SET TASK
Give every line from the one containing "I need the location" down to the one containing "listen over… xyxy=(92,283,516,322)", both included, as a JSON list of strings with one string per line. Include only those lines and leave out any blank ones.

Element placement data
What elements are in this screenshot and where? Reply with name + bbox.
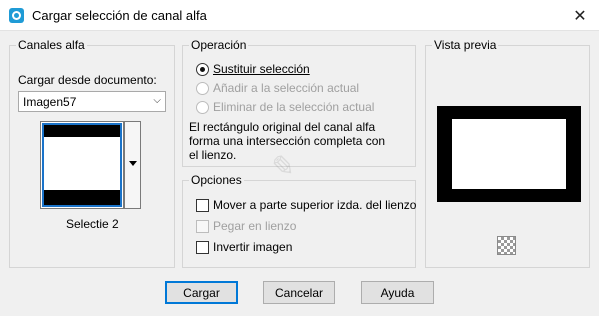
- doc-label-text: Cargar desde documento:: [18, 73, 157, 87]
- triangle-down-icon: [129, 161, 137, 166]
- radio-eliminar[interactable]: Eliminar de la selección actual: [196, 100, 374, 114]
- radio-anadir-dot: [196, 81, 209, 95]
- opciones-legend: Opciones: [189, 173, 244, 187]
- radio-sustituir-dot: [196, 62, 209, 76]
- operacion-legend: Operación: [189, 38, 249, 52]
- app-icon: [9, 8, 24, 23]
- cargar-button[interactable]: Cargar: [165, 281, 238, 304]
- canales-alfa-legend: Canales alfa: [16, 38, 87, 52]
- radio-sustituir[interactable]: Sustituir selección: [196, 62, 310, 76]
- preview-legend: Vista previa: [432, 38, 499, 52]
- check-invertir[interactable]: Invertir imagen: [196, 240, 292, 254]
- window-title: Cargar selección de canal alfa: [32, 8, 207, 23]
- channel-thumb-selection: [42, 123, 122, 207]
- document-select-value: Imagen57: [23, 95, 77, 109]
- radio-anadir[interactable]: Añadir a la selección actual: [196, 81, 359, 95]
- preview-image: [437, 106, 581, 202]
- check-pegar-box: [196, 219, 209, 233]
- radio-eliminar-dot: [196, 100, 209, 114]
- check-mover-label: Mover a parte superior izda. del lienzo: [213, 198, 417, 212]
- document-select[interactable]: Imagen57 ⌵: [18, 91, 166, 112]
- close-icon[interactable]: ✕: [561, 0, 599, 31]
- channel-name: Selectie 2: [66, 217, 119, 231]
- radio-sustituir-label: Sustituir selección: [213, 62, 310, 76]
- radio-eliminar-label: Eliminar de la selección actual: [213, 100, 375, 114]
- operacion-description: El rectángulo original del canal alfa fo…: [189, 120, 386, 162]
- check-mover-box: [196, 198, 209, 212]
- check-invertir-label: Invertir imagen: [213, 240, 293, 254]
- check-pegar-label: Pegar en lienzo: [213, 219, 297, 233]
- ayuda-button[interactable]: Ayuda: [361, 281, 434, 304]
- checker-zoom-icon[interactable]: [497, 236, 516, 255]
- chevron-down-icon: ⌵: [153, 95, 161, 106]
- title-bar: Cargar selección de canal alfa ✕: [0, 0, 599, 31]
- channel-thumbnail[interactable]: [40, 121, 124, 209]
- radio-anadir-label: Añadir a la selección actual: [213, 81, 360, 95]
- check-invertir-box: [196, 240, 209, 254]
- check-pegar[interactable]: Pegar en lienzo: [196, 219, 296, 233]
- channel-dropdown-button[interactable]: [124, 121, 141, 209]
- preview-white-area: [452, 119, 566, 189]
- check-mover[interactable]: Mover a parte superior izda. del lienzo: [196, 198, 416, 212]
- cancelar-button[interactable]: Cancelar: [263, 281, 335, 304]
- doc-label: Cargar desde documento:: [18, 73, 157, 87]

...

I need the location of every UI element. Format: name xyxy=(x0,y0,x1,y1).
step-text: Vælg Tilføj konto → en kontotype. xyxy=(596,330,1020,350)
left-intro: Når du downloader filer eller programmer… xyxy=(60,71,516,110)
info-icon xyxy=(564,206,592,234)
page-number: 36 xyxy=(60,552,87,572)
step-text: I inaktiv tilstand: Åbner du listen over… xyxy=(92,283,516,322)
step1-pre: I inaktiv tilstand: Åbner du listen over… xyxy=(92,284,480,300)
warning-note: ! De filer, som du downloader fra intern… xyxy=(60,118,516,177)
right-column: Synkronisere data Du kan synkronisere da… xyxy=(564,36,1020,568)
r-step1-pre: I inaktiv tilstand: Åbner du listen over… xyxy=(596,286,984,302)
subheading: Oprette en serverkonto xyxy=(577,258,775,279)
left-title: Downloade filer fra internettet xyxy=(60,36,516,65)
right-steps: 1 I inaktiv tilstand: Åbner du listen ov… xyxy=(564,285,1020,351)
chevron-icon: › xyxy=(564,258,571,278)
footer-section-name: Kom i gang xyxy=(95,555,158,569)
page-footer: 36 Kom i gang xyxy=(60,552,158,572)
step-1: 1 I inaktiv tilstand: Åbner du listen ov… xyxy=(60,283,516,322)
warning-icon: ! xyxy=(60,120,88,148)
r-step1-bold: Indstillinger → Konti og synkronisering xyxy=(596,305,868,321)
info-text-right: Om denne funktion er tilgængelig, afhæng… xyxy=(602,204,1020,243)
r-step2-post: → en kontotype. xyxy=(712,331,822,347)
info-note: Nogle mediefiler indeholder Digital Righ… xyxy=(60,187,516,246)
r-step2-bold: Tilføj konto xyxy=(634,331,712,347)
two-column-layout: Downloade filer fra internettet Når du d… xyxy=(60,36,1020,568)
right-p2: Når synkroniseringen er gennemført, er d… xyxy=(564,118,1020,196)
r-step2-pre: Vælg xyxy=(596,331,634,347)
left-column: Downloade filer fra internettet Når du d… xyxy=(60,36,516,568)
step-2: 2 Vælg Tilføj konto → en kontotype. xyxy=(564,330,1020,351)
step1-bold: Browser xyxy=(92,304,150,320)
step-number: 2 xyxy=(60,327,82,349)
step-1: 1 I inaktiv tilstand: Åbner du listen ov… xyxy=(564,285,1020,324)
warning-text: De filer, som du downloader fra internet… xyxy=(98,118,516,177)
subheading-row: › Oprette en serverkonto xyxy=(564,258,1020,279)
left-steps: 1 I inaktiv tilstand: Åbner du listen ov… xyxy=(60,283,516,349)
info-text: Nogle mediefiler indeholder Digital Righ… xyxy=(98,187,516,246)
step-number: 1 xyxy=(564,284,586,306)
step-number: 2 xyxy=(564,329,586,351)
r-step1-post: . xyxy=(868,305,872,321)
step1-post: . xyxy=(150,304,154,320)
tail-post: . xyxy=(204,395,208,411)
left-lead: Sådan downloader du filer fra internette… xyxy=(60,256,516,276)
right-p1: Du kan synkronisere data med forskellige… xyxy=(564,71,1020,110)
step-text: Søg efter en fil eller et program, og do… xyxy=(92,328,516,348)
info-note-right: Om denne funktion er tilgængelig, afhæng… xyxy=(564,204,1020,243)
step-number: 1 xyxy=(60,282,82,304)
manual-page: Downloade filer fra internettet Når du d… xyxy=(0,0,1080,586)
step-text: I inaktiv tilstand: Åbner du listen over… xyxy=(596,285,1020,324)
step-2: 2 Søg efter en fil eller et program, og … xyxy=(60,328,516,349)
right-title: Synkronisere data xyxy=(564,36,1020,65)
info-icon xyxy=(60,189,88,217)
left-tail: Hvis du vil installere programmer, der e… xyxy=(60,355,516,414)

EXERCISE SOLUTION
[
  "I need the location of every UI element. Format: name xyxy=(x0,y0,x1,y1).",
  "step-text: Vælg Tilføj konto → en kontotype. xyxy=(596,330,1020,350)",
  "left-intro: Når du downloader filer eller programmer… xyxy=(60,71,516,110)",
  "info-icon xyxy=(564,206,592,234)",
  "page-number: 36 xyxy=(60,552,87,572)",
  "step-text: I inaktiv tilstand: Åbner du listen over… xyxy=(92,283,516,322)"
]